## Begin GIVEN RECORDS

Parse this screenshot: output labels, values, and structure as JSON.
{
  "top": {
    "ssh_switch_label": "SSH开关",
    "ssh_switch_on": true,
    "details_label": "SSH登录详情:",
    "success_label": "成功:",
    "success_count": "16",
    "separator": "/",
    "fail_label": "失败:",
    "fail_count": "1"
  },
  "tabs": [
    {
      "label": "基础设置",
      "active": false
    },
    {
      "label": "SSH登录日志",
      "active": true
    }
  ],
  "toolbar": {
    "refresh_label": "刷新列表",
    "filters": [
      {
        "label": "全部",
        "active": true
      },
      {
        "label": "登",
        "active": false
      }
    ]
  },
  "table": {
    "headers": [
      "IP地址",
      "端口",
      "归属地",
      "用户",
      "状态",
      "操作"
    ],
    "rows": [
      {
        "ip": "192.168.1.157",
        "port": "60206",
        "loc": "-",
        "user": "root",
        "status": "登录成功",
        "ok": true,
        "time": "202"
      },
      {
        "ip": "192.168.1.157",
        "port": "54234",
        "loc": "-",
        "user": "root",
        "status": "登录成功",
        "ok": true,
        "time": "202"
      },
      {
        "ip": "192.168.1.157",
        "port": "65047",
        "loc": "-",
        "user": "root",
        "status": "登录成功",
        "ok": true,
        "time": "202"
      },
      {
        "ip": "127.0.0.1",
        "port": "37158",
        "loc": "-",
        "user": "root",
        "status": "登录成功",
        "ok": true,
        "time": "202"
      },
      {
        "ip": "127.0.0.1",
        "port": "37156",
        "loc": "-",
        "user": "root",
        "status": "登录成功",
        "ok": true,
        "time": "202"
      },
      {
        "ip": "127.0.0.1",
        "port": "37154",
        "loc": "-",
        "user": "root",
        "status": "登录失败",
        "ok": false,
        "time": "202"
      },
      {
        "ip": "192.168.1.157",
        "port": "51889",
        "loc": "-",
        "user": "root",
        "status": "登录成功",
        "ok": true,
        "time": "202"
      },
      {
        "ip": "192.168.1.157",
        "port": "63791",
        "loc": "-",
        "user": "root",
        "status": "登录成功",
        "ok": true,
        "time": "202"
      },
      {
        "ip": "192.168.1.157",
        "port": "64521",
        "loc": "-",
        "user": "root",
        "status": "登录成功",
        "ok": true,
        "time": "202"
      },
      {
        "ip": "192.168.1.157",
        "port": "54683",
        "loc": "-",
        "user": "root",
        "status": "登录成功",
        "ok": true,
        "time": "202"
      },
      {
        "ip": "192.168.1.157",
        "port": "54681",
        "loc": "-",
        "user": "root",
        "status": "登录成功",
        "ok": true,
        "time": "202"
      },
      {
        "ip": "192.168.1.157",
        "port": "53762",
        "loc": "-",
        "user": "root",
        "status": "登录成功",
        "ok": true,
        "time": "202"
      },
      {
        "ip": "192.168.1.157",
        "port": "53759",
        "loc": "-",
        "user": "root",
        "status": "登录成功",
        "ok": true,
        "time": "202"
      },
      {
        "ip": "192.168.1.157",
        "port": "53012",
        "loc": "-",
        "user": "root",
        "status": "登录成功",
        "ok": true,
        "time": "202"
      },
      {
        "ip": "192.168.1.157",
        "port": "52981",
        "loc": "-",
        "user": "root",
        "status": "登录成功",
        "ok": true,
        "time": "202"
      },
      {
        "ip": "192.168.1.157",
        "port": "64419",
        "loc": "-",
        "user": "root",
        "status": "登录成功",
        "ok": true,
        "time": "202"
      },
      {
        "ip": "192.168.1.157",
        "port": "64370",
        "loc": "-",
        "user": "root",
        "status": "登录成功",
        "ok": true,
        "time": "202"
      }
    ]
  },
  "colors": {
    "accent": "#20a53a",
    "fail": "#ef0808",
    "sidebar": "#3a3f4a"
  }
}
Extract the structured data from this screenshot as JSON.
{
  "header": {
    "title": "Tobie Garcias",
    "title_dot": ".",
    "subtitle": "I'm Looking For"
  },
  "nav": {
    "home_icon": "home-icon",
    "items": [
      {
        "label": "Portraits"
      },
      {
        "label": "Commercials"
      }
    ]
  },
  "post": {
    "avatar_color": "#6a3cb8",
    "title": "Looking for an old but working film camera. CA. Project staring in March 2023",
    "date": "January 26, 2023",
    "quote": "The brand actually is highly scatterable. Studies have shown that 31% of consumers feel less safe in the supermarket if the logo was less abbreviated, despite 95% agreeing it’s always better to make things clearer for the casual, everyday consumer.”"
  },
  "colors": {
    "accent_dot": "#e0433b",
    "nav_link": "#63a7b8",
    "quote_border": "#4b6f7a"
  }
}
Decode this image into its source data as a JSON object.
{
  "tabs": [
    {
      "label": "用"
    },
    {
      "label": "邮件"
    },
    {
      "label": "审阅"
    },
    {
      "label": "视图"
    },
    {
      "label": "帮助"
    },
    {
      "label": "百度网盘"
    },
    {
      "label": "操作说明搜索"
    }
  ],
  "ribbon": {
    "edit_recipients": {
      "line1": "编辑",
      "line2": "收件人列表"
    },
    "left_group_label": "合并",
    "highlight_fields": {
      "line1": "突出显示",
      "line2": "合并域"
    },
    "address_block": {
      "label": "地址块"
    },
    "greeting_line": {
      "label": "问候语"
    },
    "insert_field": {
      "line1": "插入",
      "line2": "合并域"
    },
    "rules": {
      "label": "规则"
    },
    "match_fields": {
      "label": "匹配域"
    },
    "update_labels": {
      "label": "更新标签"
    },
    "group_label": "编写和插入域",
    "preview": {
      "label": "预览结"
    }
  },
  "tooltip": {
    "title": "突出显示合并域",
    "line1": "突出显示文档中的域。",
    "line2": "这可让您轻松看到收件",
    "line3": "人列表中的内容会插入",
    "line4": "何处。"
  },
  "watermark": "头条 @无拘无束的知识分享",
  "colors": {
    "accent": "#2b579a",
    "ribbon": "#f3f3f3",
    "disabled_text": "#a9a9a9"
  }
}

## End GIVEN RECORDS

*INSTRUCTIONS TO FOLLOW*
Transcribe the material above in its entirety. Match it exactly.

*EXERCISE RESULT*
Parse this screenshot: output labels, values, and structure as JSON.
{
  "top": {
    "ssh_switch_label": "SSH开关",
    "ssh_switch_on": true,
    "details_label": "SSH登录详情:",
    "success_label": "成功:",
    "success_count": "16",
    "separator": "/",
    "fail_label": "失败:",
    "fail_count": "1"
  },
  "tabs": [
    {
      "label": "基础设置",
      "active": false
    },
    {
      "label": "SSH登录日志",
      "active": true
    }
  ],
  "toolbar": {
    "refresh_label": "刷新列表",
    "filters": [
      {
        "label": "全部",
        "active": true
      },
      {
        "label": "登",
        "active": false
      }
    ]
  },
  "table": {
    "headers": [
      "IP地址",
      "端口",
      "归属地",
      "用户",
      "状态",
      "操作"
    ],
    "rows": [
      {
        "ip": "192.168.1.157",
        "port": "60206",
        "loc": "-",
        "user": "root",
        "status": "登录成功",
        "ok": true,
        "time": "202"
      },
      {
        "ip": "192.168.1.157",
        "port": "54234",
        "loc": "-",
        "user": "root",
        "status": "登录成功",
        "ok": true,
        "time": "202"
      },
      {
        "ip": "192.168.1.157",
        "port": "65047",
        "loc": "-",
        "user": "root",
        "status": "登录成功",
        "ok": true,
        "time": "202"
      },
      {
        "ip": "127.0.0.1",
        "port": "37158",
        "loc": "-",
        "user": "root",
        "status": "登录成功",
        "ok": true,
        "time": "202"
      },
      {
        "ip": "127.0.0.1",
        "port": "37156",
        "loc": "-",
        "user": "root",
        "status": "登录成功",
        "ok": true,
        "time": "202"
      },
      {
        "ip": "127.0.0.1",
        "port": "37154",
        "loc": "-",
        "user": "root",
        "status": "登录失败",
        "ok": false,
        "time": "202"
      },
      {
        "ip": "192.168.1.157",
        "port": "51889",
        "loc": "-",
        "user": "root",
        "status": "登录成功",
        "ok": true,
        "time": "202"
      },
      {
        "ip": "192.168.1.157",
        "port": "63791",
        "loc": "-",
        "user": "root",
        "status": "登录成功",
        "ok": true,
        "time": "202"
      },
      {
        "ip": "192.168.1.157",
        "port": "64521",
        "loc": "-",
        "user": "root",
        "status": "登录成功",
        "ok": true,
        "time": "202"
      },
      {
        "ip": "192.168.1.157",
        "port": "54683",
        "loc": "-",
        "user": "root",
        "status": "登录成功",
        "ok": true,
        "time": "202"
      },
      {
        "ip": "192.168.1.157",
        "port": "54681",
        "loc": "-",
        "user": "root",
        "status": "登录成功",
        "ok": true,
        "time": "202"
      },
      {
        "ip": "192.168.1.157",
        "port": "53762",
        "loc": "-",
        "user": "root",
        "status": "登录成功",
        "ok": true,
        "time": "202"
      },
      {
        "ip": "192.168.1.157",
        "port": "53759",
        "loc": "-",
        "user": "root",
        "status": "登录成功",
        "ok": true,
        "time": "202"
      },
      {
        "ip": "192.168.1.157",
        "port": "53012",
        "loc": "-",
        "user": "root",
        "status": "登录成功",
        "ok": true,
        "time": "202"
      },
      {
        "ip": "192.168.1.157",
        "port": "52981",
        "loc": "-",
        "user": "root",
        "status": "登录成功",
        "ok": true,
        "time": "202"
      },
      {
        "ip": "192.168.1.157",
        "port": "64419",
        "loc": "-",
        "user": "root",
        "status": "登录成功",
        "ok": true,
        "time": "202"
      },
      {
        "ip": "192.168.1.157",
        "port": "64370",
        "loc": "-",
        "user": "root",
        "status": "登录成功",
        "ok": true,
        "time": "202"
      }
    ]
  },
  "colors": {
    "accent": "#20a53a",
    "fail": "#ef0808",
    "sidebar": "#3a3f4a"
  }
}
Extract the structured data from this screenshot as JSON.
{
  "header": {
    "title": "Tobie Garcias",
    "title_dot": ".",
    "subtitle": "I'm Looking For"
  },
  "nav": {
    "home_icon": "home-icon",
    "items": [
      {
        "label": "Portraits"
      },
      {
        "label": "Commercials"
      }
    ]
  },
  "post": {
    "avatar_color": "#6a3cb8",
    "title": "Looking for an old but working film camera. CA. Project staring in March 2023",
    "date": "January 26, 2023",
    "quote": "The brand actually is highly scatterable. Studies have shown that 31% of consumers feel less safe in the supermarket if the logo was less abbreviated, despite 95% agreeing it’s always better to make things clearer for the casual, everyday consumer.”"
  },
  "colors": {
    "accent_dot": "#e0433b",
    "nav_link": "#63a7b8",
    "quote_border": "#4b6f7a"
  }
}
Decode this image into its source data as a JSON object.
{
  "tabs": [
    {
      "label": "用"
    },
    {
      "label": "邮件"
    },
    {
      "label": "审阅"
    },
    {
      "label": "视图"
    },
    {
      "label": "帮助"
    },
    {
      "label": "百度网盘"
    },
    {
      "label": "操作说明搜索"
    }
  ],
  "ribbon": {
    "edit_recipients": {
      "line1": "编辑",
      "line2": "收件人列表"
    },
    "left_group_label": "合并",
    "highlight_fields": {
      "line1": "突出显示",
      "line2": "合并域"
    },
    "address_block": {
      "label": "地址块"
    },
    "greeting_line": {
      "label": "问候语"
    },
    "insert_field": {
      "line1": "插入",
      "line2": "合并域"
    },
    "rules": {
      "label": "规则"
    },
    "match_fields": {
      "label": "匹配域"
    },
    "update_labels": {
      "label": "更新标签"
    },
    "group_label": "编写和插入域",
    "preview": {
      "label": "预览结"
    }
  },
  "tooltip": {
    "title": "突出显示合并域",
    "line1": "突出显示文档中的域。",
    "line2": "这可让您轻松看到收件",
    "line3": "人列表中的内容会插入",
    "line4": "何处。"
  },
  "watermark": "头条 @无拘无束的知识分享",
  "colors": {
    "accent": "#2b579a",
    "ribbon": "#f3f3f3",
    "disabled_text": "#a9a9a9"
  }
}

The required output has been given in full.